**PROMPT**
Will you give every entry again exactly as it stands?

**RAW DATA**

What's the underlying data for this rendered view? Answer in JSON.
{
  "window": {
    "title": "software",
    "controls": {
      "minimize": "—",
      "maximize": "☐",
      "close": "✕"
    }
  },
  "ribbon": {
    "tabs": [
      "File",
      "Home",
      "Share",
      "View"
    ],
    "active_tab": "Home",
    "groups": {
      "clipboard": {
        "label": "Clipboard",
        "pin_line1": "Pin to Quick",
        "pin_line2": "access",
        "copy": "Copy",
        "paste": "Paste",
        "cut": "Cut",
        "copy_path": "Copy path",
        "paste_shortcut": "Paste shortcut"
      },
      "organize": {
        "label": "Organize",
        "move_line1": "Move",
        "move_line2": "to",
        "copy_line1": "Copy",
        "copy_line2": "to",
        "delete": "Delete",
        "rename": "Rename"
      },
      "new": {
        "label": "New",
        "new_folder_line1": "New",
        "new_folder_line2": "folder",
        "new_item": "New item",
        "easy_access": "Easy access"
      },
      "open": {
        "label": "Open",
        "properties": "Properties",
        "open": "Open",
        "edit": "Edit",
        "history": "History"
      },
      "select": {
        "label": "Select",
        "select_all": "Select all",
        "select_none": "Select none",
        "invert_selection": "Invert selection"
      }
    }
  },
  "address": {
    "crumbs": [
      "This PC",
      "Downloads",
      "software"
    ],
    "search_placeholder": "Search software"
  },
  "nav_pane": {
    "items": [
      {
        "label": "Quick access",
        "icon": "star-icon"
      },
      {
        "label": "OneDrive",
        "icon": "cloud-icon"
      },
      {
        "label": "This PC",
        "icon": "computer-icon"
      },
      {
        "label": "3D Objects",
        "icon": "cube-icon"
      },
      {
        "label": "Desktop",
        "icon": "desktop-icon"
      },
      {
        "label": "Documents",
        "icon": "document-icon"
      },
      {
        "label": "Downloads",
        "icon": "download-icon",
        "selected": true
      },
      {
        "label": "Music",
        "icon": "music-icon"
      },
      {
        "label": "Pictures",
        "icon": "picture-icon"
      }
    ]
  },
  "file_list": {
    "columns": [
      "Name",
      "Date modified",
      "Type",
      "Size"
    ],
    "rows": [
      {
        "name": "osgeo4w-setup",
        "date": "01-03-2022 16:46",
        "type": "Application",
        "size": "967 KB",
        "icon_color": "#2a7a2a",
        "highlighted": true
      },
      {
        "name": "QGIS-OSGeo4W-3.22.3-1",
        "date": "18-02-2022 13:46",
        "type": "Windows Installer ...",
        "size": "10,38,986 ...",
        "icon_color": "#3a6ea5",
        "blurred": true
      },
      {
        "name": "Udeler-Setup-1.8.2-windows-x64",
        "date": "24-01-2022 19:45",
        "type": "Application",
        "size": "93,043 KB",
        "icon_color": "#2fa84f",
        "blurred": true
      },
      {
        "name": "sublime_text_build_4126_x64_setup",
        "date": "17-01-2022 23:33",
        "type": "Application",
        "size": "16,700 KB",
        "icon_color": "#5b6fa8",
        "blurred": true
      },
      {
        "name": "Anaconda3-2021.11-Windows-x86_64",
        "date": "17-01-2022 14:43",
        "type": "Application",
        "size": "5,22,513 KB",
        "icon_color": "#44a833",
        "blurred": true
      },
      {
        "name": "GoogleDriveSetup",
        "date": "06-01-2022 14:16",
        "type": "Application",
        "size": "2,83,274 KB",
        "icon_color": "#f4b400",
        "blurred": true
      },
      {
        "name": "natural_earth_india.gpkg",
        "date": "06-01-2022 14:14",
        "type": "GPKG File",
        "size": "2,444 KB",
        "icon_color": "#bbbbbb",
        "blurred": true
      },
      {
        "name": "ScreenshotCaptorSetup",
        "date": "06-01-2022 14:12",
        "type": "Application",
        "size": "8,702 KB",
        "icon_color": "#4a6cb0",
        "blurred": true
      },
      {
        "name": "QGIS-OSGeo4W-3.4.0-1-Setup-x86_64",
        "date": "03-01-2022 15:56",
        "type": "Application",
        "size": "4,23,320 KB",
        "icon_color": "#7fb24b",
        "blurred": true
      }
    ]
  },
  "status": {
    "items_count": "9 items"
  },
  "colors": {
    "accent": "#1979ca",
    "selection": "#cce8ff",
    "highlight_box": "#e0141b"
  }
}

**WRITTEN REPLY**
What's the underlying data for this rendered view? Answer in JSON.
{
  "window": {
    "title": "software",
    "controls": {
      "minimize": "—",
      "maximize": "☐",
      "close": "✕"
    }
  },
  "ribbon": {
    "tabs": [
      "File",
      "Home",
      "Share",
      "View"
    ],
    "active_tab": "Home",
    "groups": {
      "clipboard": {
        "label": "Clipboard",
        "pin_line1": "Pin to Quick",
        "pin_line2": "access",
        "copy": "Copy",
        "paste": "Paste",
        "cut": "Cut",
        "copy_path": "Copy path",
        "paste_shortcut": "Paste shortcut"
      },
      "organize": {
        "label": "Organize",
        "move_line1": "Move",
        "move_line2": "to",
        "copy_line1": "Copy",
        "copy_line2": "to",
        "delete": "Delete",
        "rename": "Rename"
      },
      "new": {
        "label": "New",
        "new_folder_line1": "New",
        "new_folder_line2": "folder",
        "new_item": "New item",
        "easy_access": "Easy access"
      },
      "open": {
        "label": "Open",
        "properties": "Properties",
        "open": "Open",
        "edit": "Edit",
        "history": "History"
      },
      "select": {
        "label": "Select",
        "select_all": "Select all",
        "select_none": "Select none",
        "invert_selection": "Invert selection"
      }
    }
  },
  "address": {
    "crumbs": [
      "This PC",
      "Downloads",
      "software"
    ],
    "search_placeholder": "Search software"
  },
  "nav_pane": {
    "items": [
      {
        "label": "Quick access",
        "icon": "star-icon"
      },
      {
        "label": "OneDrive",
        "icon": "cloud-icon"
      },
      {
        "label": "This PC",
        "icon": "computer-icon"
      },
      {
        "label": "3D Objects",
        "icon": "cube-icon"
      },
      {
        "label": "Desktop",
        "icon": "desktop-icon"
      },
      {
        "label": "Documents",
        "icon": "document-icon"
      },
      {
        "label": "Downloads",
        "icon": "download-icon",
        "selected": true
      },
      {
        "label": "Music",
        "icon": "music-icon"
      },
      {
        "label": "Pictures",
        "icon": "picture-icon"
      }
    ]
  },
  "file_list": {
    "columns": [
      "Name",
      "Date modified",
      "Type",
      "Size"
    ],
    "rows": [
      {
        "name": "osgeo4w-setup",
        "date": "01-03-2022 16:46",
        "type": "Application",
        "size": "967 KB",
        "icon_color": "#2a7a2a",
        "highlighted": true
      },
      {
        "name": "QGIS-OSGeo4W-3.22.3-1",
        "date": "18-02-2022 13:46",
        "type": "Windows Installer ...",
        "size": "10,38,986 ...",
        "icon_color": "#3a6ea5",
        "blurred": true
      },
      {
        "name": "Udeler-Setup-1.8.2-windows-x64",
        "date": "24-01-2022 19:45",
        "type": "Application",
        "size": "93,043 KB",
        "icon_color": "#2fa84f",
        "blurred": true
      },
      {
        "name": "sublime_text_build_4126_x64_setup",
        "date": "17-01-2022 23:33",
        "type": "Application",
        "size": "16,700 KB",
        "icon_color": "#5b6fa8",
        "blurred": true
      },
      {
        "name": "Anaconda3-2021.11-Windows-x86_64",
        "date": "17-01-2022 14:43",
        "type": "Application",
        "size": "5,22,513 KB",
        "icon_color": "#44a833",
        "blurred": true
      },
      {
        "name": "GoogleDriveSetup",
        "date": "06-01-2022 14:16",
        "type": "Application",
        "size": "2,83,274 KB",
        "icon_color": "#f4b400",
        "blurred": true
      },
      {
        "name": "natural_earth_india.gpkg",
        "date": "06-01-2022 14:14",
        "type": "GPKG File",
        "size": "2,444 KB",
        "icon_color": "#bbbbbb",
        "blurred": true
      },
      {
        "name": "ScreenshotCaptorSetup",
        "date": "06-01-2022 14:12",
        "type": "Application",
        "size": "8,702 KB",
        "icon_color": "#4a6cb0",
        "blurred": true
      },
      {
        "name": "QGIS-OSGeo4W-3.4.0-1-Setup-x86_64",
        "date": "03-01-2022 15:56",
        "type": "Application",
        "size": "4,23,320 KB",
        "icon_color": "#7fb24b",
        "blurred": true
      }
    ]
  },
  "status": {
    "items_count": "9 items"
  },
  "colors": {
    "accent": "#1979ca",
    "selection": "#cce8ff",
    "highlight_box": "#e0141b"
  }
}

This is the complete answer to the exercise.